- **Directions**:
• 1. According to the Robert Houston biography, who recruited Houston in June 1977 to model for Andy Warhol?
• 2. Name every city mentioned in the Robert Houston biography.

- **Quoted text**:

****************

- Born: 1955 (age 70–71) California, U.S.
- Other name: Robert Huston
- Occupations: Film actor, director
- Known for: The Hills Have Eyes (1977) Mighty Times: The Children's March (2004)
- Awards: Academy Award for Best Documentary Short Film (2005) Daytime Emmy Award for Outstanding Children's Special (2005)

= Robert Houston (actor) =

American actor and director

Robert "Bobby" Houston (born 1955) is an American filmmaker and actor. He made his acting debut in The Hills Have Eyes (1977) before becoming a film director and screenwriter. His films include Shogun Assassin (1980) and Bad Manners (1984). Later in his career, Houston became a successful documentarian. He won an Emmy Award for the film Mighty Times: The Legacy of Rosa Parks (2002) and an Academy Award for the film Mighty Times: The Children's March (2004) in 2005.

== Life and career ==
Houston first came to prominence with his performance of the character Bobby in Wes Craven's 1977 horror film The Hills Have Eyes. He would reprise his role in the sequel, The Hills Have Eyes Part II (1984).

In June 1977, Houston was recruited by photographer Christopher Makos to model nude for Pop artist Andy Warhol at his Factory in New York. Warhol created a silkscreen painting based on a Polaroid photo of Houston doing a handstand for his Torsos series. In the book The Andy Warhol Diaries, Warhol mentioned in a November 7, 1977, diary entry that Houston was writing a movie he had assigned to him about "kids who commit suicide."

Houston and film producer David Weisman acquired the rights for the film Baby Cart at the River Styx, which had been adapted from the Lone Wolf & Cub Japanese action film. They re-edited, re-scored, and co-wrote a script for the English-dubbed film they retitled Shogun Assassin (1980). Houston also wrote and directed several independent films in the 1980s, including the teen comedy Bad Manners (1984).

Houston is also the author of the novel Monday, Tuesday, Wednesday, which served as the basis for the 1986 film A Killing Affair.

Houston studied documentary filmmaking at Harvard University in Cambridge, Massachusetts before moving to Los Angeles. He transitioned from writing to directing until his partner died of AIDS in 1995. He then opened up a bookstore in Ojai, California, and to finance the store he would direct documentaries.

****************

[Stored dataset entries]
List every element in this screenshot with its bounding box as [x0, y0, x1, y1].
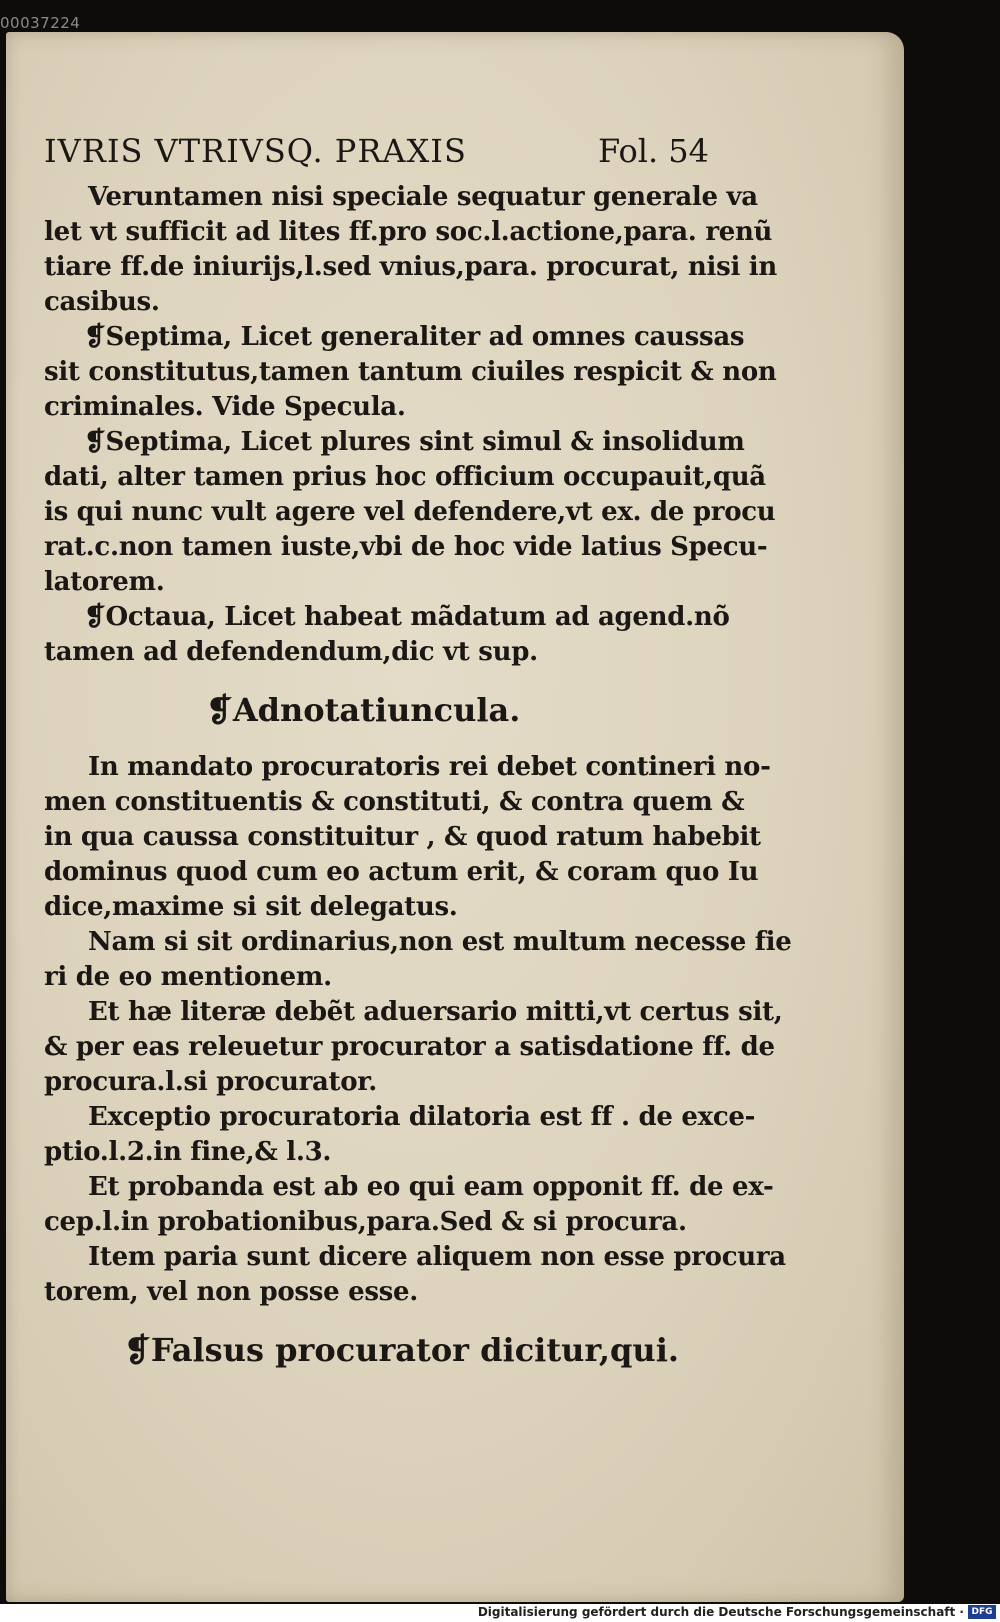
pilcrow-mark: ❡: [84, 322, 106, 352]
text-line: Et hæ literæ debẽt aduersario mitti,vt certus sit,: [88, 997, 783, 1027]
text-line: dice,maxime si sit delegatus.: [44, 892, 458, 922]
text-line: dominus quod cum eo actum erit, & coram quo Iu: [44, 857, 759, 887]
pilcrow-mark: ❡: [84, 602, 106, 632]
text-line: men constituentis & constituti, & contra quem &: [44, 787, 745, 817]
running-head-title: IVRIS VTRIVSQ. PRAXIS: [44, 132, 467, 170]
page-text: [44, 132, 792, 1372]
section-heading: ❡Falsus procurator dicitur,qui.: [44, 1328, 709, 1372]
dfg-logo: DFG: [968, 1605, 996, 1619]
text-line: dati, alter tamen prius hoc officium occupauit,quã: [44, 462, 766, 492]
text-line: sit constitutus,tamen tantum ciuiles respicit & non: [44, 357, 777, 387]
text-line: latorem.: [44, 567, 165, 597]
text-line: Veruntamen nisi speciale sequatur generale va: [88, 182, 758, 212]
folio-number: Fol. 54: [597, 132, 709, 170]
pilcrow-mark: ❡: [124, 1331, 151, 1369]
text-line: procura.l.si procurator.: [44, 1067, 378, 1097]
pilcrow-mark: ❡: [84, 427, 106, 457]
text-line: & per eas releuetur procurator a satisdatione ff. de: [44, 1032, 775, 1062]
text-line: is qui nunc vult agere vel defendere,vt ex. de procu: [44, 497, 776, 527]
text-line: In mandato procuratoris rei debet contineri no-: [88, 752, 771, 782]
text-line: Item paria sunt dicere aliquem non esse procura: [88, 1242, 786, 1272]
text-line: tamen ad defendendum,dic vt sup.: [44, 637, 538, 667]
text-line: casibus.: [44, 287, 160, 317]
text-line: ri de eo mentionem.: [44, 962, 332, 992]
scan-id: 00037224: [0, 14, 81, 32]
text-line: ptio.l.2.in fine,& l.3.: [44, 1137, 332, 1167]
text-line: ❡Septima, Licet generaliter ad omnes caussas: [44, 320, 709, 355]
book-page: [6, 32, 904, 1602]
text-line: let vt sufficit ad lites ff.pro soc.l.actione,para. renũ: [44, 217, 773, 247]
section-heading: ❡Adnotatiuncula.: [44, 688, 709, 732]
funding-credit: Digitalisierung gefördert durch die Deutsche Forschungsgemeinschaft ·: [477, 1605, 964, 1619]
text-line: Nam si sit ordinarius,non est multum necesse fie: [88, 927, 792, 957]
text-line: ❡Septima, Licet plures sint simul & insolidum: [44, 425, 709, 460]
running-head: [44, 132, 709, 170]
text-line: Et probanda est ab eo qui eam opponit ff. de ex-: [88, 1172, 774, 1202]
text-line: ❡Octaua, Licet habeat mãdatum ad agend.nõ: [44, 600, 709, 635]
text-line: Exceptio procuratoria dilatoria est ff . de exce-: [88, 1102, 756, 1132]
text-line: criminales. Vide Specula.: [44, 392, 406, 422]
text-line: tiare ff.de iniurijs,l.sed vnius,para. procurat, nisi in: [44, 252, 777, 282]
text-line: rat.c.non tamen iuste,vbi de hoc vide latius Specu-: [44, 532, 768, 562]
text-line: in qua caussa constituitur , & quod ratum habebit: [44, 822, 761, 852]
text-line: cep.l.in probationibus,para.Sed & si procura.: [44, 1207, 687, 1237]
pilcrow-mark: ❡: [206, 691, 233, 729]
text-line: torem, vel non posse esse.: [44, 1277, 418, 1307]
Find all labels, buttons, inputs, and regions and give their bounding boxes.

****************

- **Final answers**:
• 1. Photographer Christopher Makos

• 2. New York; Cambridge, Massachusetts; Los Angeles; Ojai, California